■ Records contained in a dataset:
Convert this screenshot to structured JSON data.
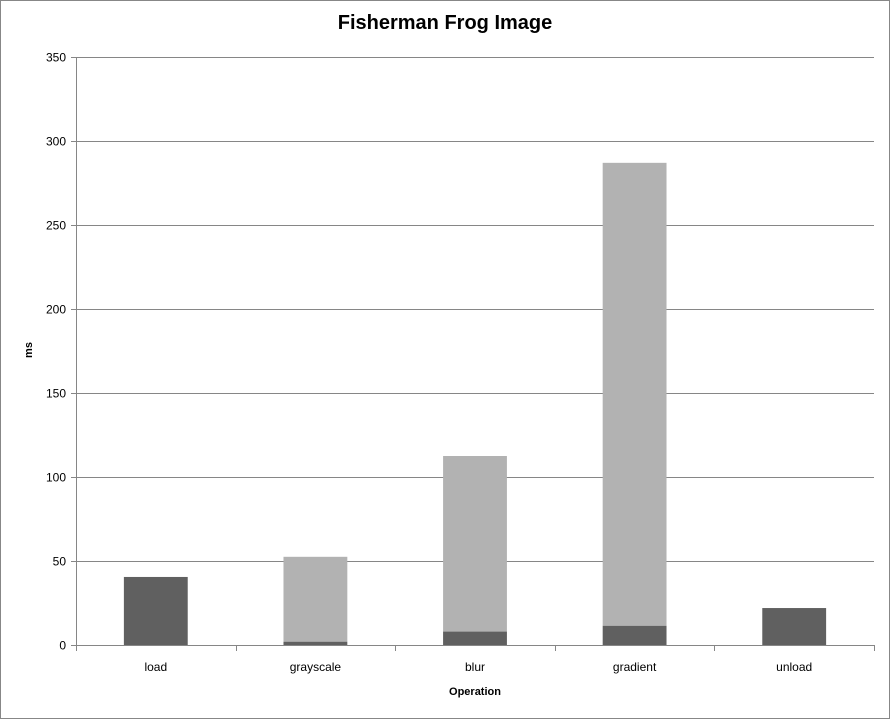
{
  "chart_data": {
    "type": "bar",
    "stacked": true,
    "title": "Fisherman Frog Image",
    "xlabel": "Operation",
    "ylabel": "ms",
    "ylim": [
      0,
      350
    ],
    "yticks": [
      0,
      50,
      100,
      150,
      200,
      250,
      300,
      350
    ],
    "grid": true,
    "legend": "none",
    "categories": [
      "load",
      "grayscale",
      "blur",
      "gradient",
      "unload"
    ],
    "series": [
      {
        "values": [
          40.5,
          2,
          8,
          11.5,
          22
        ],
        "color": "#606060"
      },
      {
        "values": [
          0,
          50.5,
          104.5,
          275.5,
          0
        ],
        "color": "#b2b2b2"
      }
    ]
  }
}
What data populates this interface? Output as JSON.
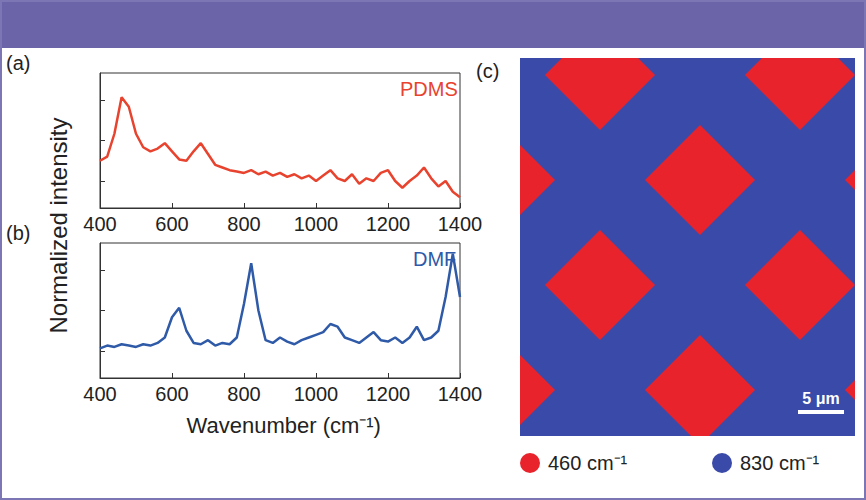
{
  "chart_data": [
    {
      "type": "line",
      "label": "(a)",
      "x": [
        400,
        420,
        440,
        460,
        480,
        500,
        520,
        540,
        560,
        580,
        600,
        620,
        640,
        660,
        680,
        700,
        720,
        740,
        760,
        780,
        800,
        820,
        840,
        860,
        880,
        900,
        920,
        940,
        960,
        980,
        1000,
        1020,
        1040,
        1060,
        1080,
        1100,
        1120,
        1140,
        1160,
        1180,
        1200,
        1220,
        1240,
        1260,
        1280,
        1300,
        1320,
        1340,
        1360,
        1380,
        1400
      ],
      "series": [
        {
          "name": "PDMS",
          "color": "#e8432e",
          "values": [
            0.35,
            0.38,
            0.55,
            0.82,
            0.75,
            0.55,
            0.45,
            0.42,
            0.44,
            0.48,
            0.42,
            0.36,
            0.35,
            0.42,
            0.48,
            0.4,
            0.32,
            0.3,
            0.28,
            0.27,
            0.26,
            0.28,
            0.25,
            0.27,
            0.24,
            0.26,
            0.23,
            0.25,
            0.22,
            0.24,
            0.2,
            0.24,
            0.28,
            0.22,
            0.2,
            0.25,
            0.18,
            0.22,
            0.2,
            0.26,
            0.28,
            0.2,
            0.15,
            0.2,
            0.24,
            0.3,
            0.22,
            0.16,
            0.2,
            0.12,
            0.08
          ]
        }
      ],
      "xlim": [
        400,
        1400
      ],
      "xticks": [
        400,
        600,
        800,
        1000,
        1200,
        1400
      ],
      "ylim": [
        0,
        1
      ],
      "yticks": [
        0.2,
        0.5,
        0.8
      ],
      "tick_labels": "x",
      "grid": false
    },
    {
      "type": "line",
      "label": "(b)",
      "x": [
        400,
        420,
        440,
        460,
        480,
        500,
        520,
        540,
        560,
        580,
        600,
        620,
        640,
        660,
        680,
        700,
        720,
        740,
        760,
        780,
        800,
        820,
        840,
        860,
        880,
        900,
        920,
        940,
        960,
        980,
        1000,
        1020,
        1040,
        1060,
        1080,
        1100,
        1120,
        1140,
        1160,
        1180,
        1200,
        1220,
        1240,
        1260,
        1280,
        1300,
        1320,
        1340,
        1360,
        1380,
        1400
      ],
      "series": [
        {
          "name": "DMF",
          "color": "#2f5aa8",
          "values": [
            0.22,
            0.24,
            0.23,
            0.25,
            0.24,
            0.23,
            0.25,
            0.24,
            0.26,
            0.3,
            0.45,
            0.52,
            0.35,
            0.26,
            0.25,
            0.28,
            0.24,
            0.26,
            0.25,
            0.3,
            0.55,
            0.85,
            0.5,
            0.28,
            0.26,
            0.3,
            0.27,
            0.25,
            0.28,
            0.3,
            0.32,
            0.34,
            0.4,
            0.38,
            0.3,
            0.28,
            0.26,
            0.3,
            0.34,
            0.28,
            0.27,
            0.3,
            0.26,
            0.3,
            0.38,
            0.28,
            0.3,
            0.35,
            0.6,
            0.92,
            0.6
          ]
        }
      ],
      "xlim": [
        400,
        1400
      ],
      "xticks": [
        400,
        600,
        800,
        1000,
        1200,
        1400
      ],
      "ylim": [
        0,
        1
      ],
      "yticks": [
        0.2,
        0.5,
        0.8
      ],
      "tick_labels": "x",
      "grid": false,
      "x_label": "Wavenumber (cm⁻¹)"
    }
  ],
  "y_label": "Normalized intensity",
  "image_panel": {
    "label": "(c)",
    "scale_bar": "5 μm",
    "channels": [
      {
        "label": "460 cm⁻¹",
        "color": "#e8232b"
      },
      {
        "label": "830 cm⁻¹",
        "color": "#3a4aa8"
      }
    ]
  }
}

■ Aim of the task:
Go through the data above and transcribe it in full, omitting any image.

■ Task solution:
Convert this screenshot to structured JSON data.
{
  "chart_data": {
    "type": "bar",
    "stacked": true,
    "title": "Fisherman Frog Image",
    "xlabel": "Operation",
    "ylabel": "ms",
    "ylim": [
      0,
      350
    ],
    "yticks": [
      0,
      50,
      100,
      150,
      200,
      250,
      300,
      350
    ],
    "grid": true,
    "legend": "none",
    "categories": [
      "load",
      "grayscale",
      "blur",
      "gradient",
      "unload"
    ],
    "series": [
      {
        "values": [
          40.5,
          2,
          8,
          11.5,
          22
        ],
        "color": "#606060"
      },
      {
        "values": [
          0,
          50.5,
          104.5,
          275.5,
          0
        ],
        "color": "#b2b2b2"
      }
    ]
  }
}
What data populates this interface? Output as JSON.
{
  "chart_data": [
    {
      "type": "line",
      "label": "(a)",
      "x": [
        400,
        420,
        440,
        460,
        480,
        500,
        520,
        540,
        560,
        580,
        600,
        620,
        640,
        660,
        680,
        700,
        720,
        740,
        760,
        780,
        800,
        820,
        840,
        860,
        880,
        900,
        920,
        940,
        960,
        980,
        1000,
        1020,
        1040,
        1060,
        1080,
        1100,
        1120,
        1140,
        1160,
        1180,
        1200,
        1220,
        1240,
        1260,
        1280,
        1300,
        1320,
        1340,
        1360,
        1380,
        1400
      ],
      "series": [
        {
          "name": "PDMS",
          "color": "#e8432e",
          "values": [
            0.35,
            0.38,
            0.55,
            0.82,
            0.75,
            0.55,
            0.45,
            0.42,
            0.44,
            0.48,
            0.42,
            0.36,
            0.35,
            0.42,
            0.48,
            0.4,
            0.32,
            0.3,
            0.28,
            0.27,
            0.26,
            0.28,
            0.25,
            0.27,
            0.24,
            0.26,
            0.23,
            0.25,
            0.22,
            0.24,
            0.2,
            0.24,
            0.28,
            0.22,
            0.2,
            0.25,
            0.18,
            0.22,
            0.2,
            0.26,
            0.28,
            0.2,
            0.15,
            0.2,
            0.24,
            0.3,
            0.22,
            0.16,
            0.2,
            0.12,
            0.08
          ]
        }
      ],
      "xlim": [
        400,
        1400
      ],
      "xticks": [
        400,
        600,
        800,
        1000,
        1200,
        1400
      ],
      "ylim": [
        0,
        1
      ],
      "yticks": [
        0.2,
        0.5,
        0.8
      ],
      "tick_labels": "x",
      "grid": false
    },
    {
      "type": "line",
      "label": "(b)",
      "x": [
        400,
        420,
        440,
        460,
        480,
        500,
        520,
        540,
        560,
        580,
        600,
        620,
        640,
        660,
        680,
        700,
        720,
        740,
        760,
        780,
        800,
        820,
        840,
        860,
        880,
        900,
        920,
        940,
        960,
        980,
        1000,
        1020,
        1040,
        1060,
        1080,
        1100,
        1120,
        1140,
        1160,
        1180,
        1200,
        1220,
        1240,
        1260,
        1280,
        1300,
        1320,
        1340,
        1360,
        1380,
        1400
      ],
      "series": [
        {
          "name": "DMF",
          "color": "#2f5aa8",
          "values": [
            0.22,
            0.24,
            0.23,
            0.25,
            0.24,
            0.23,
            0.25,
            0.24,
            0.26,
            0.3,
            0.45,
            0.52,
            0.35,
            0.26,
            0.25,
            0.28,
            0.24,
            0.26,
            0.25,
            0.3,
            0.55,
            0.85,
            0.5,
            0.28,
            0.26,
            0.3,
            0.27,
            0.25,
            0.28,
            0.3,
            0.32,
            0.34,
            0.4,
            0.38,
            0.3,
            0.28,
            0.26,
            0.3,
            0.34,
            0.28,
            0.27,
            0.3,
            0.26,
            0.3,
            0.38,
            0.28,
            0.3,
            0.35,
            0.6,
            0.92,
            0.6
          ]
        }
      ],
      "xlim": [
        400,
        1400
      ],
      "xticks": [
        400,
        600,
        800,
        1000,
        1200,
        1400
      ],
      "ylim": [
        0,
        1
      ],
      "yticks": [
        0.2,
        0.5,
        0.8
      ],
      "tick_labels": "x",
      "grid": false,
      "x_label": "Wavenumber (cm⁻¹)"
    }
  ],
  "y_label": "Normalized intensity",
  "image_panel": {
    "label": "(c)",
    "scale_bar": "5 μm",
    "channels": [
      {
        "label": "460 cm⁻¹",
        "color": "#e8232b"
      },
      {
        "label": "830 cm⁻¹",
        "color": "#3a4aa8"
      }
    ]
  }
}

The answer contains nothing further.